Short exercise: Search the material for the word "degree" and copy each line that holds it.
--
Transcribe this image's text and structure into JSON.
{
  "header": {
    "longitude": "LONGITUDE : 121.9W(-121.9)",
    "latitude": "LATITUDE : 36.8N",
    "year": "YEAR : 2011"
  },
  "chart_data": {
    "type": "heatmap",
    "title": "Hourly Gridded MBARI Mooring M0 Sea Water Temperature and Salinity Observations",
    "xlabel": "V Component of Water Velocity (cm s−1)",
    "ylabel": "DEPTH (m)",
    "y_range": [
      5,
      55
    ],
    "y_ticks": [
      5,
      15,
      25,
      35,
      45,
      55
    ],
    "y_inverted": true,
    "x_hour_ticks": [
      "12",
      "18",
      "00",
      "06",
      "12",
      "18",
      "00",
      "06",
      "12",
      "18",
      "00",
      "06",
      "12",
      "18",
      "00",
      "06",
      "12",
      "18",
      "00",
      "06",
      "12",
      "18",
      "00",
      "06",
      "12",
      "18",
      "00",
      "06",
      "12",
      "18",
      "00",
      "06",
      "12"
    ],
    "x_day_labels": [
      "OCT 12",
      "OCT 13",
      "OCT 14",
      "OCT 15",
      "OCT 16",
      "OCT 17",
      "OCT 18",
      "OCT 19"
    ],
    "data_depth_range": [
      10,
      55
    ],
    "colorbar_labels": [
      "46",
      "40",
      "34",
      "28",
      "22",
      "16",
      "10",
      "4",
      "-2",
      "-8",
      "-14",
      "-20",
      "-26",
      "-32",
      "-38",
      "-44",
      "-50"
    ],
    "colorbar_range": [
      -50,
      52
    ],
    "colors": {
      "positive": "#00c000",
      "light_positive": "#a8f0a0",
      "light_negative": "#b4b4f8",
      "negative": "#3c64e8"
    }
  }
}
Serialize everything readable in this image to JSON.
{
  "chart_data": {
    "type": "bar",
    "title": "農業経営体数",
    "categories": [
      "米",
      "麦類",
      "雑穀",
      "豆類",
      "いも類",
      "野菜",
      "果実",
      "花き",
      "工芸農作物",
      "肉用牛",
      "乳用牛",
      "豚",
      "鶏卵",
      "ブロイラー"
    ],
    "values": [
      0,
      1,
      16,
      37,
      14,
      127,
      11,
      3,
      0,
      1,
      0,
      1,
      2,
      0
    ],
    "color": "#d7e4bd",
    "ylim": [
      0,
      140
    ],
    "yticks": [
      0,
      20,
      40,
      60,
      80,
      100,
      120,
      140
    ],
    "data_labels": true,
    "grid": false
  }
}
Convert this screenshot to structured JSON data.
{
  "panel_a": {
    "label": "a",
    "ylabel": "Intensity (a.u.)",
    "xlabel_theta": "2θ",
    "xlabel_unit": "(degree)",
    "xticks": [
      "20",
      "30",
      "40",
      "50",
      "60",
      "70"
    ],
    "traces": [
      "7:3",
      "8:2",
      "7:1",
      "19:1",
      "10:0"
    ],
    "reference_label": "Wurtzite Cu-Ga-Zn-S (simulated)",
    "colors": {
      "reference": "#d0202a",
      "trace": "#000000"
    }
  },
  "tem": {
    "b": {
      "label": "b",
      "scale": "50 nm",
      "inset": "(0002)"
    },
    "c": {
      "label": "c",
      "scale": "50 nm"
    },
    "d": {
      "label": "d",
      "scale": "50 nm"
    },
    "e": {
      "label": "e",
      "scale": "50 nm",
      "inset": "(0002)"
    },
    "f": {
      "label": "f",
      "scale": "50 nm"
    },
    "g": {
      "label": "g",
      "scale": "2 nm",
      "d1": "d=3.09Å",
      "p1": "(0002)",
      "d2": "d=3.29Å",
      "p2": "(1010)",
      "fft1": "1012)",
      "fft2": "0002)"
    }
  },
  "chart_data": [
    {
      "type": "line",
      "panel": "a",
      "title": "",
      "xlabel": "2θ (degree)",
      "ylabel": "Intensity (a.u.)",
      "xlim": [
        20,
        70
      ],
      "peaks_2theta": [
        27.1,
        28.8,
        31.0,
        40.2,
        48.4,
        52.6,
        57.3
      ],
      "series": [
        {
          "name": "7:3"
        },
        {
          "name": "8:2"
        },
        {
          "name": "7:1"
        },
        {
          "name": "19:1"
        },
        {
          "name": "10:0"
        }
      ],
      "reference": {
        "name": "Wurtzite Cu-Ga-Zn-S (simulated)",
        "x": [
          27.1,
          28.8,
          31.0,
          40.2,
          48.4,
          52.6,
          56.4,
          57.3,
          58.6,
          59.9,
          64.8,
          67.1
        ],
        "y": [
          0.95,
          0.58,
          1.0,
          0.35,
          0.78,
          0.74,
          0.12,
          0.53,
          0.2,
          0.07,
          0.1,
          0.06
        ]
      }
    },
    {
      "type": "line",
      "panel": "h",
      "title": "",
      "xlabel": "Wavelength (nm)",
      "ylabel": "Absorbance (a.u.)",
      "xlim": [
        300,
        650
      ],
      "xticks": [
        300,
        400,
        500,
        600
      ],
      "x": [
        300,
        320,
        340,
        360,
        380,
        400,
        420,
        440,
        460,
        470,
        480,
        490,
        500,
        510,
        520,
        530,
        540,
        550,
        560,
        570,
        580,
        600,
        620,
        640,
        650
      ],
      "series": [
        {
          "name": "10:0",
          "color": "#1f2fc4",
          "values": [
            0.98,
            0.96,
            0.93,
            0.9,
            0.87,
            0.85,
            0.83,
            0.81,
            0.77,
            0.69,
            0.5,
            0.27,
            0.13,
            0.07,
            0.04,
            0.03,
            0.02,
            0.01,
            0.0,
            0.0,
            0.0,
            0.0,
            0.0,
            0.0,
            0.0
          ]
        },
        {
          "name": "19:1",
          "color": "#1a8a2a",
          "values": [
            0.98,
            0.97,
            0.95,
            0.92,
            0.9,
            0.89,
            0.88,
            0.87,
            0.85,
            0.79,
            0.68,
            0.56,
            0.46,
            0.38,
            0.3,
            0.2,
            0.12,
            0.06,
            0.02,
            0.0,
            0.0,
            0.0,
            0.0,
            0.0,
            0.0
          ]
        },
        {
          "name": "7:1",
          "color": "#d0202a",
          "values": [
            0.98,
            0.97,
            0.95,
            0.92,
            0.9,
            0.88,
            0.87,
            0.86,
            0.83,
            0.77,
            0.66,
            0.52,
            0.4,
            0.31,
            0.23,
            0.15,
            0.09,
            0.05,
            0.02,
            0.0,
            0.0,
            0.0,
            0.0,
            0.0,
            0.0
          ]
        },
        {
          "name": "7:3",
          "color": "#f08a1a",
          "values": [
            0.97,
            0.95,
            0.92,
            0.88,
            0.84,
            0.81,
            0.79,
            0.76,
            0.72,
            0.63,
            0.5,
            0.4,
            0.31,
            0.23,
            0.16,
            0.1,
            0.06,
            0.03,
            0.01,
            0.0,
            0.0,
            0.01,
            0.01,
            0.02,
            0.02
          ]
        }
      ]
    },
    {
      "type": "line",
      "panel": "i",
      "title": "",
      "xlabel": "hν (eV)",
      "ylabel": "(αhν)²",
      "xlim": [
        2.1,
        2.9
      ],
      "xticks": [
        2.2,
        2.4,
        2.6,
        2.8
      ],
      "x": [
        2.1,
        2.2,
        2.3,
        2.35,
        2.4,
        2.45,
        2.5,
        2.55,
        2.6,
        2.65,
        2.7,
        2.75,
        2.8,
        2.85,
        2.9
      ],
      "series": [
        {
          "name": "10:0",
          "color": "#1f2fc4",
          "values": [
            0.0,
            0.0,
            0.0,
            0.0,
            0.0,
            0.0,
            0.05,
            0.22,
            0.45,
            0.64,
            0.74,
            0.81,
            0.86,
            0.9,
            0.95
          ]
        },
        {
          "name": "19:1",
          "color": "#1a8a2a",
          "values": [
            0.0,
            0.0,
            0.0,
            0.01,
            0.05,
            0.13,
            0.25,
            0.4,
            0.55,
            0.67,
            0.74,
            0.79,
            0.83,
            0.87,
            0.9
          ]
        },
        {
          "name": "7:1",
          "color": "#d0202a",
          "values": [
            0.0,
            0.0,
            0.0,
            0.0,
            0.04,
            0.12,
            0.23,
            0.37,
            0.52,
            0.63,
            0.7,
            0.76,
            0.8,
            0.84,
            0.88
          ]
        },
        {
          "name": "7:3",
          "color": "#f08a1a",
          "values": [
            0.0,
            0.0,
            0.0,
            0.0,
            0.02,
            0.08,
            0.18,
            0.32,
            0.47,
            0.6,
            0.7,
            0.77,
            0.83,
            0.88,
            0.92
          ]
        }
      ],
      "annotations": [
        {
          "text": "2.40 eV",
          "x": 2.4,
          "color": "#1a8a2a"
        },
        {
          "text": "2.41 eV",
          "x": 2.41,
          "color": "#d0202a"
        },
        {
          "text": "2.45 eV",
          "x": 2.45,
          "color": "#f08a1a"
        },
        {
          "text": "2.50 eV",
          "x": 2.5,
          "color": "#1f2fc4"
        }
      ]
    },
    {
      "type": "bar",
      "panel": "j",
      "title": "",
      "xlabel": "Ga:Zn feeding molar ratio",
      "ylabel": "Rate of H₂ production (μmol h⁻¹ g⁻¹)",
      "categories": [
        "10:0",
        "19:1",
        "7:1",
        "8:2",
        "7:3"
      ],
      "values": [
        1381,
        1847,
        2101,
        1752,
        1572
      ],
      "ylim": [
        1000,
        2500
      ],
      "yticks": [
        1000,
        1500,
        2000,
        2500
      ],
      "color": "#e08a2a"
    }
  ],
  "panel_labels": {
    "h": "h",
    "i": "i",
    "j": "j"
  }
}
--
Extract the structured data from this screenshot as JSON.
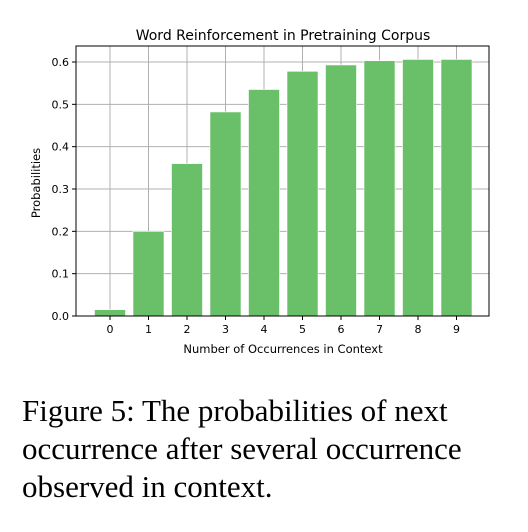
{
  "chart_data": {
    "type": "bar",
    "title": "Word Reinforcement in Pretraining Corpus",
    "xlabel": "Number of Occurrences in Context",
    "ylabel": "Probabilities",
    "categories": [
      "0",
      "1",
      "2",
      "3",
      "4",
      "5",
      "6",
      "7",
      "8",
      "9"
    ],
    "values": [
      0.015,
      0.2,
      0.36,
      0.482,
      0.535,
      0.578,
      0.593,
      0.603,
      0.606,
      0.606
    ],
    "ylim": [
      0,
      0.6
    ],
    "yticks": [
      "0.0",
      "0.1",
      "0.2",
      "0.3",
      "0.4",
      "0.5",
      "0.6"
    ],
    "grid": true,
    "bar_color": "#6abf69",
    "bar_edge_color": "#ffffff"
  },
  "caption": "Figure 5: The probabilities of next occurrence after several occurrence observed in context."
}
--
Answer to this exercise:
    "xlabel_unit": "(degree)",
      "xlabel": "2θ (degree)",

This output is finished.